Lines that hold the word "Plesters" should be located and copied.

=-=-=

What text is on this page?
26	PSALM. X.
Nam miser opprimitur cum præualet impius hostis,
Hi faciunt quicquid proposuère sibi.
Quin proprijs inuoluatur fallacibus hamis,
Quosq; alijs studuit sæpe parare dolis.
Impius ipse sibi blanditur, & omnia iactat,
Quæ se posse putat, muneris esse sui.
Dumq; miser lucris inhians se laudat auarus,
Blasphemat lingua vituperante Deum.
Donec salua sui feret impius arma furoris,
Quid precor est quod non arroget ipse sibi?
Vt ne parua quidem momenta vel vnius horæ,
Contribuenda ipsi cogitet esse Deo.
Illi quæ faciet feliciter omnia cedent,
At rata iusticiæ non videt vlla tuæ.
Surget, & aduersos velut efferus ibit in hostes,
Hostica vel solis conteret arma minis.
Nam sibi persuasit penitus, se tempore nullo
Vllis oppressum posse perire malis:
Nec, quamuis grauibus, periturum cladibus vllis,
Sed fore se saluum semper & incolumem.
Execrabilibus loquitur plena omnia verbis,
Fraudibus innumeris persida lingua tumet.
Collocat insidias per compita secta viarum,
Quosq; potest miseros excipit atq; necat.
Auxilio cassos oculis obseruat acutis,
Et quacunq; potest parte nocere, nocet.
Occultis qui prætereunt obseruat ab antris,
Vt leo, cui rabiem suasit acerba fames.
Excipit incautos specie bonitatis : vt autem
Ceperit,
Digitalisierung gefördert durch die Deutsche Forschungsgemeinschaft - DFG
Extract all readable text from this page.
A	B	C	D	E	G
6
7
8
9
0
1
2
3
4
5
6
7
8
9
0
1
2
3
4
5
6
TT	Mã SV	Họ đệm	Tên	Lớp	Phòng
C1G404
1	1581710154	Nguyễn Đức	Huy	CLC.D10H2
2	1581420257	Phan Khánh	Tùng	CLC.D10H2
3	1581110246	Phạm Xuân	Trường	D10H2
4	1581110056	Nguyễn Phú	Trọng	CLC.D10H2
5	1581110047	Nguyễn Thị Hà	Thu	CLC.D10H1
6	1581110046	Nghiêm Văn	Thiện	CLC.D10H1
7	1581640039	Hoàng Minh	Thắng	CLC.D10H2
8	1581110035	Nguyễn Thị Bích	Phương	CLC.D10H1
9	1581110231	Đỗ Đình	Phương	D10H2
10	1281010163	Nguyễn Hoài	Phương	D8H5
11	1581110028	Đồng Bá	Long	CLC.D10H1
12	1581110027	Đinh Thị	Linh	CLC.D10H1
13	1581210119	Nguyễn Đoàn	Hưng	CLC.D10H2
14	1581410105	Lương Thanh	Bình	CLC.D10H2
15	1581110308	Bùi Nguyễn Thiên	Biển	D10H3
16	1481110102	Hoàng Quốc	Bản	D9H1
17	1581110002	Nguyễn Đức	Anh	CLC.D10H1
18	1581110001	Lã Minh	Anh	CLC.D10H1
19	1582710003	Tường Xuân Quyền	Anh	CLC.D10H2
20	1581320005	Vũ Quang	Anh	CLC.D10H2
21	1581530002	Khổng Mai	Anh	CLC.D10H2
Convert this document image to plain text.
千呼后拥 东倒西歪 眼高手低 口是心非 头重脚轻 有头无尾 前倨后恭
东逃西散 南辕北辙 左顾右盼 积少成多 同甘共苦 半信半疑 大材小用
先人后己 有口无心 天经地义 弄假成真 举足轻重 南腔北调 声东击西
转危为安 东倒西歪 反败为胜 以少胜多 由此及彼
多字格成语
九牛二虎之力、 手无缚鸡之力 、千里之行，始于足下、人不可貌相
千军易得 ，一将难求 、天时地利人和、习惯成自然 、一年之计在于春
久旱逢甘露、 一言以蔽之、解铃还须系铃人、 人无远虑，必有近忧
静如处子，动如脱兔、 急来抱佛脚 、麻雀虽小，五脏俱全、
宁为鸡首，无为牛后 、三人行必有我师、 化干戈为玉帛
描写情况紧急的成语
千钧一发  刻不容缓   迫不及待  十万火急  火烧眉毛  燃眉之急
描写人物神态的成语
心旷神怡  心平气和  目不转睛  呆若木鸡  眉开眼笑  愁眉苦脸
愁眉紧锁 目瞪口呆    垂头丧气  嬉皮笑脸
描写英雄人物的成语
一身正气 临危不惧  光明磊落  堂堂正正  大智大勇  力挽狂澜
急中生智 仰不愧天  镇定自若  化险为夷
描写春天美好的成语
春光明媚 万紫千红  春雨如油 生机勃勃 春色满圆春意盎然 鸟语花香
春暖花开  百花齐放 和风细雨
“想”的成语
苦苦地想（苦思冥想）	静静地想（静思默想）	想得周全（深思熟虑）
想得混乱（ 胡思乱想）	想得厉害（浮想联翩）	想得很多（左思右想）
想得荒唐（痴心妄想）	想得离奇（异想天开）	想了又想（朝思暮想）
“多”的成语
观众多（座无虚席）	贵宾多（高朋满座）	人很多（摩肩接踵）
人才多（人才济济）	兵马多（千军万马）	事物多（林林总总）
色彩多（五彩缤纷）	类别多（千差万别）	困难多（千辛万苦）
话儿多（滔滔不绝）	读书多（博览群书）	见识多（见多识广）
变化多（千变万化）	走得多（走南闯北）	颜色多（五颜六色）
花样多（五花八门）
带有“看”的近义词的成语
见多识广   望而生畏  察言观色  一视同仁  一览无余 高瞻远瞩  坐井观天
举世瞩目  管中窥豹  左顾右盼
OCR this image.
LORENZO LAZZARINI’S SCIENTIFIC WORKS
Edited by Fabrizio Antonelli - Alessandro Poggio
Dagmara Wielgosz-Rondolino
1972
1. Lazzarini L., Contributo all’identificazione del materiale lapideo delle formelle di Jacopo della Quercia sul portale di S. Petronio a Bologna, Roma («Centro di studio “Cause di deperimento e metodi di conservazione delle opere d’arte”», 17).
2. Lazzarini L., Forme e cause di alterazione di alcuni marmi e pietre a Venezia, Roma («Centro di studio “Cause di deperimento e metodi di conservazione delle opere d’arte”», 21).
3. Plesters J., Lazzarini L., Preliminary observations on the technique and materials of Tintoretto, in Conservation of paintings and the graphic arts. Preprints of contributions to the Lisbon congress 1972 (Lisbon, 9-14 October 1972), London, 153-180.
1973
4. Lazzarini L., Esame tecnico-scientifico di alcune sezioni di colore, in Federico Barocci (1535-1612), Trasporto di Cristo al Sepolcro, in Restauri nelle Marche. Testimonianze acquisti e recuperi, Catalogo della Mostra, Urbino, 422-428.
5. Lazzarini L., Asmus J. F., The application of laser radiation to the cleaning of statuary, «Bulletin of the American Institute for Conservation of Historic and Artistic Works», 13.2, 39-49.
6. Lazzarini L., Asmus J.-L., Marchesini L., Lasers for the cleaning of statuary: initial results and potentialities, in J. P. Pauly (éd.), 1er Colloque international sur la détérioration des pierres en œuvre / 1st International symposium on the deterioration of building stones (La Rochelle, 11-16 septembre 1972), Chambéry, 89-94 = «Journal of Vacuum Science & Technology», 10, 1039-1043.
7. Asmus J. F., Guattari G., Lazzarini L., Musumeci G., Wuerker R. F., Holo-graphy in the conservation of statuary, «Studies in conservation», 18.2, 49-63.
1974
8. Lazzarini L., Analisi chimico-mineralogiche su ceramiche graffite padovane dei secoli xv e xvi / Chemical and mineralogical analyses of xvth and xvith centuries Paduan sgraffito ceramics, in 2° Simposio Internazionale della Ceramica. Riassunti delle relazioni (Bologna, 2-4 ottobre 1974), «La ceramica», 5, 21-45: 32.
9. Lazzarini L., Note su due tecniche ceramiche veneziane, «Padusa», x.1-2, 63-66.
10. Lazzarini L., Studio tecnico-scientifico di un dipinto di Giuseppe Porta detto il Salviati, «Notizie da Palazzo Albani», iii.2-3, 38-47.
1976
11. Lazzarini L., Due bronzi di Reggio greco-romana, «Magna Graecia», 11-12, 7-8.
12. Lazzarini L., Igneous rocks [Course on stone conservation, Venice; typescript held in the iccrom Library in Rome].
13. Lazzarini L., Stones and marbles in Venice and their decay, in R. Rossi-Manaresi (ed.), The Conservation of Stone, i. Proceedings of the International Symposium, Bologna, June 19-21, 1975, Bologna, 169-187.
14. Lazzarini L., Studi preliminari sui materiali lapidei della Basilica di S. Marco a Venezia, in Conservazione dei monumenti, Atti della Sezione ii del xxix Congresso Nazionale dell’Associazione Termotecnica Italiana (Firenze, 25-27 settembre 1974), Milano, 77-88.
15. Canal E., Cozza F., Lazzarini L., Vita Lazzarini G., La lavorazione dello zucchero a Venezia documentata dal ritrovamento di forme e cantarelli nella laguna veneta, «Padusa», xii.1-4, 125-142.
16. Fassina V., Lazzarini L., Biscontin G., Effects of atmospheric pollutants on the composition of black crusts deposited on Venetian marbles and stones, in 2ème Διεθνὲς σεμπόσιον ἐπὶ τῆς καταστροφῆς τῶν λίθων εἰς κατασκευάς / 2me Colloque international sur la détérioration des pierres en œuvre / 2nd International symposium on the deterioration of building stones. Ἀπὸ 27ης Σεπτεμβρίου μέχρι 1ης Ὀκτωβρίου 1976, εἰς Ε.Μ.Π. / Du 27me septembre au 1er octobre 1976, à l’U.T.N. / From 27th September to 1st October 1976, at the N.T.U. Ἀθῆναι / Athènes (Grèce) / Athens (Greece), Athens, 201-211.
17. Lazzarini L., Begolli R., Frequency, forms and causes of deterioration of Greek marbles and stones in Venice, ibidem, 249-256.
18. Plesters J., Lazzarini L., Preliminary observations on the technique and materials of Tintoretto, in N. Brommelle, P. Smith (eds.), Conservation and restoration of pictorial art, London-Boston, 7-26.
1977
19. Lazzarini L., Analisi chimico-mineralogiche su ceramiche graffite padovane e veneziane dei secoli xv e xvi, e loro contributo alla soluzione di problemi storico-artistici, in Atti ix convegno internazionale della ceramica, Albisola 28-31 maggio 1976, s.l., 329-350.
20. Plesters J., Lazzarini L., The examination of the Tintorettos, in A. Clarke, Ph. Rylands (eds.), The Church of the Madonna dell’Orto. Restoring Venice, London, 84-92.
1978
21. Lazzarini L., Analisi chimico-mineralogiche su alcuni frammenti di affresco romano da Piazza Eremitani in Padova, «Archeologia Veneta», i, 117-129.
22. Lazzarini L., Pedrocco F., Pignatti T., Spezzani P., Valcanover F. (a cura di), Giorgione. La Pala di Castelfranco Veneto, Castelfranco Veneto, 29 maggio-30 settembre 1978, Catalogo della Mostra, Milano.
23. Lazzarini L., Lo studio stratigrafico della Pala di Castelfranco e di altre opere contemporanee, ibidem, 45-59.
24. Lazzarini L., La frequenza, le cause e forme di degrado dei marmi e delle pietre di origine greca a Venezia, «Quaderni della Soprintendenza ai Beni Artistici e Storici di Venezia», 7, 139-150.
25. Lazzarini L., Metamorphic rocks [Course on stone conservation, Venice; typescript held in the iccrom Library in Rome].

=-=-=

* [Response to this task]
3. Plesters J., Lazzarini L., Preliminary observations on the technique and materials of Tintoretto, in Conservation of paintings and the graphic arts. Preprints of contributions to the Lisbon congress 1972 (Lisbon, 9-14 October 1972), London, 153-180.
18. Plesters J., Lazzarini L., Preliminary observations on the technique and materials of Tintoretto, in N. Brommelle, P. Smith (eds.), Conservation and restoration of pictorial art, London-Boston, 7-26.
20. Plesters J., Lazzarini L., The examination of the Tintorettos, in A. Clarke, Ph. Rylands (eds.), The Church of the Madonna dell’Orto. Restoring Venice, London, 84-92.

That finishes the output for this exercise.